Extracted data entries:
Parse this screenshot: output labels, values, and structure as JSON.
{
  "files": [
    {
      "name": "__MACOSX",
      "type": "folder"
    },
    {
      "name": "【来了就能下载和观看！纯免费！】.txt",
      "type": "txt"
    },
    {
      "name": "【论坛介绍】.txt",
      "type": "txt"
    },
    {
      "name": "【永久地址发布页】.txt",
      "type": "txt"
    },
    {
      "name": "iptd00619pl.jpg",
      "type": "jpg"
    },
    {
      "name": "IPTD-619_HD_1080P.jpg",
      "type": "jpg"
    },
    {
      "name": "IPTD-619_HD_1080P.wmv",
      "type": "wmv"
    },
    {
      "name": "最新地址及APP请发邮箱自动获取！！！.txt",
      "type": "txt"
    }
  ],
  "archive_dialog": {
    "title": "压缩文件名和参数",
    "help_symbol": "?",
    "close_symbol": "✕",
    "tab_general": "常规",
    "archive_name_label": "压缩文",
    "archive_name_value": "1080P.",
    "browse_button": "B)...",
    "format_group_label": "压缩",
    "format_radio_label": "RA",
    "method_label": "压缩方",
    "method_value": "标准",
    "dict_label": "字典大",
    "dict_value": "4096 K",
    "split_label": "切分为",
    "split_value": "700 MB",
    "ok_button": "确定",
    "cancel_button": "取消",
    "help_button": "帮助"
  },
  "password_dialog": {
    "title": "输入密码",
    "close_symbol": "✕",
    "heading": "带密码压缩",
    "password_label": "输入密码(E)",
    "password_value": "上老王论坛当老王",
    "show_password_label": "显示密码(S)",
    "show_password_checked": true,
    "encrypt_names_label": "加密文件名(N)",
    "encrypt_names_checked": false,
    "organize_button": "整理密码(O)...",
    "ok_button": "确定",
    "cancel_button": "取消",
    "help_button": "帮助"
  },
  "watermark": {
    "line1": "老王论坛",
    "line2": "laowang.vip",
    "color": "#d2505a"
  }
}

SHORT PROBLEM — Copy out each record, keeping every word as it is.

PROBLEM SOLUTION —
Parse this screenshot: output labels, values, and structure as JSON.
{
  "files": [
    {
      "name": "__MACOSX",
      "type": "folder"
    },
    {
      "name": "【来了就能下载和观看！纯免费！】.txt",
      "type": "txt"
    },
    {
      "name": "【论坛介绍】.txt",
      "type": "txt"
    },
    {
      "name": "【永久地址发布页】.txt",
      "type": "txt"
    },
    {
      "name": "iptd00619pl.jpg",
      "type": "jpg"
    },
    {
      "name": "IPTD-619_HD_1080P.jpg",
      "type": "jpg"
    },
    {
      "name": "IPTD-619_HD_1080P.wmv",
      "type": "wmv"
    },
    {
      "name": "最新地址及APP请发邮箱自动获取！！！.txt",
      "type": "txt"
    }
  ],
  "archive_dialog": {
    "title": "压缩文件名和参数",
    "help_symbol": "?",
    "close_symbol": "✕",
    "tab_general": "常规",
    "archive_name_label": "压缩文",
    "archive_name_value": "1080P.",
    "browse_button": "B)...",
    "format_group_label": "压缩",
    "format_radio_label": "RA",
    "method_label": "压缩方",
    "method_value": "标准",
    "dict_label": "字典大",
    "dict_value": "4096 K",
    "split_label": "切分为",
    "split_value": "700 MB",
    "ok_button": "确定",
    "cancel_button": "取消",
    "help_button": "帮助"
  },
  "password_dialog": {
    "title": "输入密码",
    "close_symbol": "✕",
    "heading": "带密码压缩",
    "password_label": "输入密码(E)",
    "password_value": "上老王论坛当老王",
    "show_password_label": "显示密码(S)",
    "show_password_checked": true,
    "encrypt_names_label": "加密文件名(N)",
    "encrypt_names_checked": false,
    "organize_button": "整理密码(O)...",
    "ok_button": "确定",
    "cancel_button": "取消",
    "help_button": "帮助"
  },
  "watermark": {
    "line1": "老王论坛",
    "line2": "laowang.vip",
    "color": "#d2505a"
  }
}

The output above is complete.